- **Records to process**
>>>>
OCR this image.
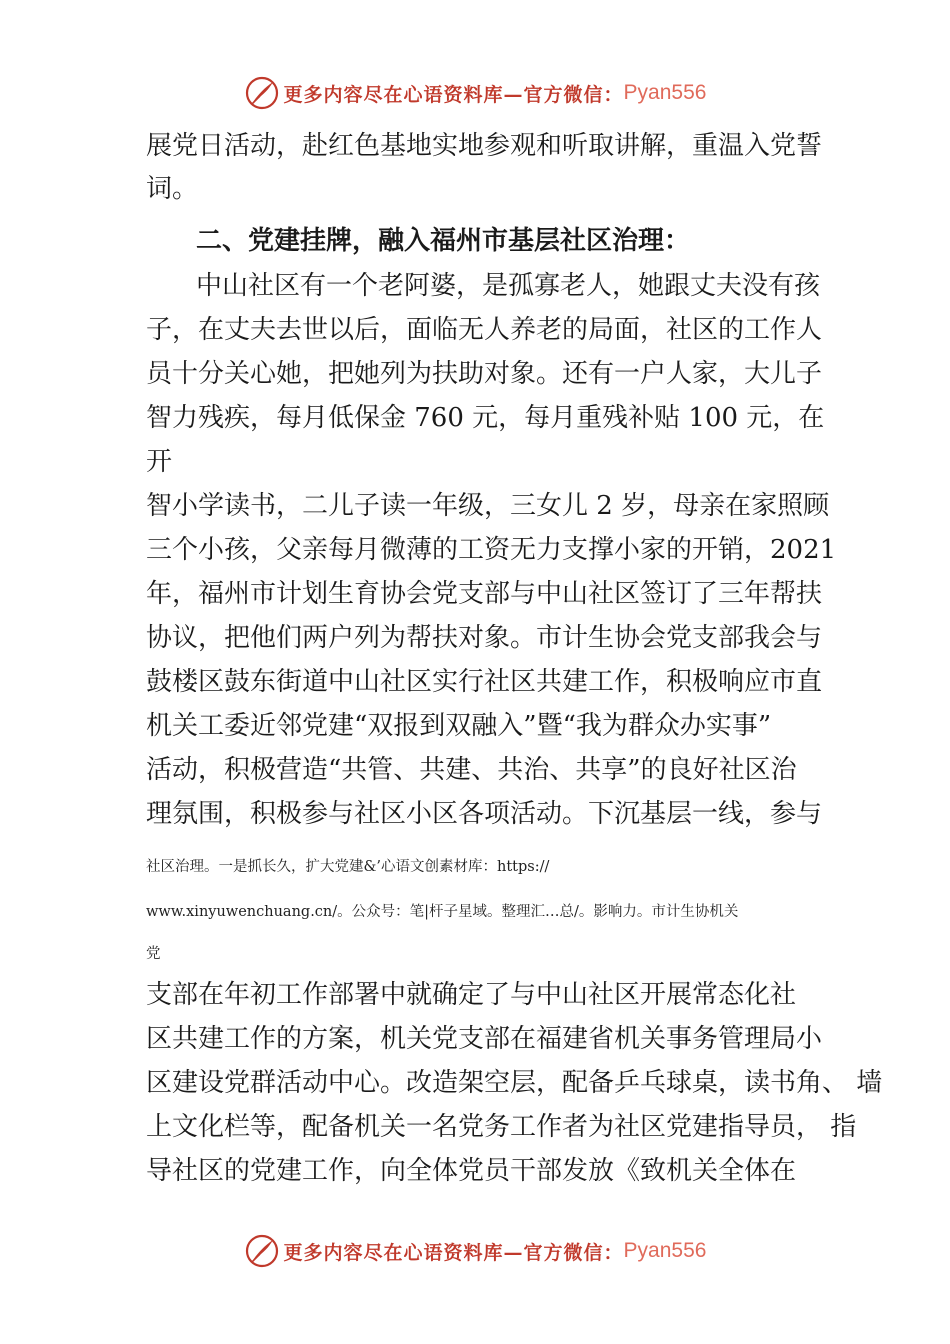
更多内容尽在心语资料库—官方微信： Pyan556
展党日活动，赴红色基地实地参观和听取讲解，重温入党誓
词。
二、党建挂牌，融入福州市基层社区治理：
中山社区有一个老阿婆，是孤寡老人，她跟丈夫没有孩
子，在丈夫去世以后，面临无人养老的局面，社区的工作人
员十分关心她，把她列为扶助对象。还有一户人家，大儿子
智力残疾，每月低保金 760 元，每月重残补贴 100 元，在
开
智小学读书，二儿子读一年级，三女儿 2 岁，母亲在家照顾
三个小孩，父亲每月微薄的工资无力支撑小家的开销，2021
年，福州市计划生育协会党支部与中山社区签订了三年帮扶
协议，把他们两户列为帮扶对象。市计生协会党支部我会与
鼓楼区鼓东街道中山社区实行社区共建工作，积极响应市直
机关工委近邻党建“双报到双融入”暨“我为群众办实事”
活动，积极营造“共管、共建、共治、共享”的良好社区治
理氛围，积极参与社区小区各项活动。下沉基层一线，参与
社区治理。一是抓长久，扩大党建&’心语文创素材库：https://
www.xinyuwenchuang.cn/。公众号：笔|杆子星域。整理汇…总/。影响力。市计生协机关
党
支部在年初工作部署中就确定了与中山社区开展常态化社
区共建工作的方案，机关党支部在福建省机关事务管理局小
区建设党群活动中心。改造架空层，配备乒乓球桌，读书角、 墙
上文化栏等，配备机关一名党务工作者为社区党建指导员， 指
导社区的党建工作，向全体党员干部发放《致机关全体在
更多内容尽在心语资料库—官方微信： Pyan556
<<<<
- **Description of the task**
Write the entries above out in full, exactly, with no images.

- **The output**
OCR this image.
更多内容尽在心语资料库—官方微信： Pyan556
展党日活动，赴红色基地实地参观和听取讲解，重温入党誓
词。
二、党建挂牌，融入福州市基层社区治理：
中山社区有一个老阿婆，是孤寡老人，她跟丈夫没有孩
子，在丈夫去世以后，面临无人养老的局面，社区的工作人
员十分关心她，把她列为扶助对象。还有一户人家，大儿子
智力残疾，每月低保金 760 元，每月重残补贴 100 元，在
开
智小学读书，二儿子读一年级，三女儿 2 岁，母亲在家照顾
三个小孩，父亲每月微薄的工资无力支撑小家的开销，2021
年，福州市计划生育协会党支部与中山社区签订了三年帮扶
协议，把他们两户列为帮扶对象。市计生协会党支部我会与
鼓楼区鼓东街道中山社区实行社区共建工作，积极响应市直
机关工委近邻党建“双报到双融入”暨“我为群众办实事”
活动，积极营造“共管、共建、共治、共享”的良好社区治
理氛围，积极参与社区小区各项活动。下沉基层一线，参与
社区治理。一是抓长久，扩大党建&’心语文创素材库：https://
www.xinyuwenchuang.cn/。公众号：笔|杆子星域。整理汇…总/。影响力。市计生协机关
党
支部在年初工作部署中就确定了与中山社区开展常态化社
区共建工作的方案，机关党支部在福建省机关事务管理局小
区建设党群活动中心。改造架空层，配备乒乓球桌，读书角、 墙
上文化栏等，配备机关一名党务工作者为社区党建指导员， 指
导社区的党建工作，向全体党员干部发放《致机关全体在
更多内容尽在心语资料库—官方微信： Pyan556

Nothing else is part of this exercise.